• **What the task asks**: Leave out the pictures and transcribe everything else exactly.

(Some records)
* Start *

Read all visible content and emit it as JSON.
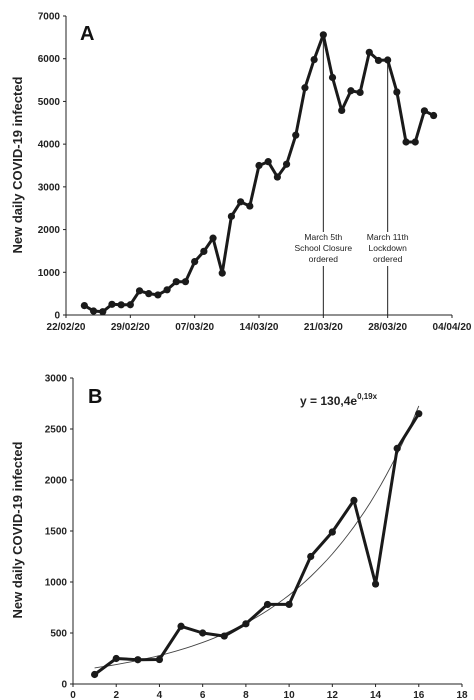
{
  "chart_data": [
    {
      "type": "line",
      "panel_label": "A",
      "title": "",
      "xlabel": "",
      "ylabel": "New daily COVID-19 infected",
      "ylim": [
        0,
        7000
      ],
      "yticks": [
        "0",
        "1000",
        "2000",
        "3000",
        "4000",
        "5000",
        "6000",
        "7000"
      ],
      "xticks": [
        "22/02/20",
        "29/02/20",
        "07/03/20",
        "14/03/20",
        "21/03/20",
        "28/03/20",
        "04/04/20"
      ],
      "xlim_days": [
        0,
        42
      ],
      "grid": false,
      "series": [
        {
          "values": [
            [
              2,
              220
            ],
            [
              3,
              93
            ],
            [
              4,
              78
            ],
            [
              5,
              250
            ],
            [
              6,
              238
            ],
            [
              7,
              240
            ],
            [
              8,
              566
            ],
            [
              9,
              500
            ],
            [
              10,
              470
            ],
            [
              11,
              590
            ],
            [
              12,
              780
            ],
            [
              13,
              780
            ],
            [
              14,
              1250
            ],
            [
              15,
              1490
            ],
            [
              16,
              1800
            ],
            [
              17,
              980
            ],
            [
              18,
              2310
            ],
            [
              19,
              2650
            ],
            [
              20,
              2550
            ],
            [
              21,
              3500
            ],
            [
              22,
              3590
            ],
            [
              23,
              3230
            ],
            [
              24,
              3530
            ],
            [
              25,
              4210
            ],
            [
              26,
              5320
            ],
            [
              27,
              5980
            ],
            [
              28,
              6560
            ],
            [
              29,
              5560
            ],
            [
              30,
              4790
            ],
            [
              31,
              5250
            ],
            [
              32,
              5210
            ],
            [
              33,
              6150
            ],
            [
              34,
              5960
            ],
            [
              35,
              5970
            ],
            [
              36,
              5220
            ],
            [
              37,
              4050
            ],
            [
              38,
              4050
            ],
            [
              39,
              4780
            ],
            [
              40,
              4670
            ]
          ]
        }
      ],
      "annotations": [
        {
          "day": 28,
          "lines": [
            "March 5th",
            "School Closure",
            "ordered"
          ]
        },
        {
          "day": 35,
          "lines": [
            "March 11th",
            "Lockdown",
            "ordered"
          ]
        }
      ]
    },
    {
      "type": "line",
      "panel_label": "B",
      "title": "",
      "xlabel": "",
      "ylabel": "New daily COVID-19 infected",
      "xlim": [
        0,
        18
      ],
      "ylim": [
        0,
        3000
      ],
      "xticks": [
        "0",
        "2",
        "4",
        "6",
        "8",
        "10",
        "12",
        "14",
        "16",
        "18"
      ],
      "yticks": [
        "0",
        "500",
        "1000",
        "1500",
        "2000",
        "2500",
        "3000"
      ],
      "grid": false,
      "series": [
        {
          "x": [
            1,
            2,
            3,
            4,
            5,
            6,
            7,
            8,
            9,
            10,
            11,
            12,
            13,
            14,
            15,
            16
          ],
          "values": [
            93,
            250,
            238,
            240,
            566,
            500,
            470,
            590,
            780,
            780,
            1250,
            1490,
            1800,
            980,
            2310,
            2650
          ]
        }
      ],
      "fit": {
        "equation_base": "y = 130,4e",
        "equation_exp": "0,19x",
        "a": 130.4,
        "b": 0.19,
        "x_range": [
          1,
          16
        ]
      }
    }
  ]
}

* End *

• **Exercise output**:
Read all visible content and emit it as JSON.
{
  "chart_data": [
    {
      "type": "line",
      "panel_label": "A",
      "title": "",
      "xlabel": "",
      "ylabel": "New daily COVID-19 infected",
      "ylim": [
        0,
        7000
      ],
      "yticks": [
        "0",
        "1000",
        "2000",
        "3000",
        "4000",
        "5000",
        "6000",
        "7000"
      ],
      "xticks": [
        "22/02/20",
        "29/02/20",
        "07/03/20",
        "14/03/20",
        "21/03/20",
        "28/03/20",
        "04/04/20"
      ],
      "xlim_days": [
        0,
        42
      ],
      "grid": false,
      "series": [
        {
          "values": [
            [
              2,
              220
            ],
            [
              3,
              93
            ],
            [
              4,
              78
            ],
            [
              5,
              250
            ],
            [
              6,
              238
            ],
            [
              7,
              240
            ],
            [
              8,
              566
            ],
            [
              9,
              500
            ],
            [
              10,
              470
            ],
            [
              11,
              590
            ],
            [
              12,
              780
            ],
            [
              13,
              780
            ],
            [
              14,
              1250
            ],
            [
              15,
              1490
            ],
            [
              16,
              1800
            ],
            [
              17,
              980
            ],
            [
              18,
              2310
            ],
            [
              19,
              2650
            ],
            [
              20,
              2550
            ],
            [
              21,
              3500
            ],
            [
              22,
              3590
            ],
            [
              23,
              3230
            ],
            [
              24,
              3530
            ],
            [
              25,
              4210
            ],
            [
              26,
              5320
            ],
            [
              27,
              5980
            ],
            [
              28,
              6560
            ],
            [
              29,
              5560
            ],
            [
              30,
              4790
            ],
            [
              31,
              5250
            ],
            [
              32,
              5210
            ],
            [
              33,
              6150
            ],
            [
              34,
              5960
            ],
            [
              35,
              5970
            ],
            [
              36,
              5220
            ],
            [
              37,
              4050
            ],
            [
              38,
              4050
            ],
            [
              39,
              4780
            ],
            [
              40,
              4670
            ]
          ]
        }
      ],
      "annotations": [
        {
          "day": 28,
          "lines": [
            "March 5th",
            "School Closure",
            "ordered"
          ]
        },
        {
          "day": 35,
          "lines": [
            "March 11th",
            "Lockdown",
            "ordered"
          ]
        }
      ]
    },
    {
      "type": "line",
      "panel_label": "B",
      "title": "",
      "xlabel": "",
      "ylabel": "New daily COVID-19 infected",
      "xlim": [
        0,
        18
      ],
      "ylim": [
        0,
        3000
      ],
      "xticks": [
        "0",
        "2",
        "4",
        "6",
        "8",
        "10",
        "12",
        "14",
        "16",
        "18"
      ],
      "yticks": [
        "0",
        "500",
        "1000",
        "1500",
        "2000",
        "2500",
        "3000"
      ],
      "grid": false,
      "series": [
        {
          "x": [
            1,
            2,
            3,
            4,
            5,
            6,
            7,
            8,
            9,
            10,
            11,
            12,
            13,
            14,
            15,
            16
          ],
          "values": [
            93,
            250,
            238,
            240,
            566,
            500,
            470,
            590,
            780,
            780,
            1250,
            1490,
            1800,
            980,
            2310,
            2650
          ]
        }
      ],
      "fit": {
        "equation_base": "y = 130,4e",
        "equation_exp": "0,19x",
        "a": 130.4,
        "b": 0.19,
        "x_range": [
          1,
          16
        ]
      }
    }
  ]
}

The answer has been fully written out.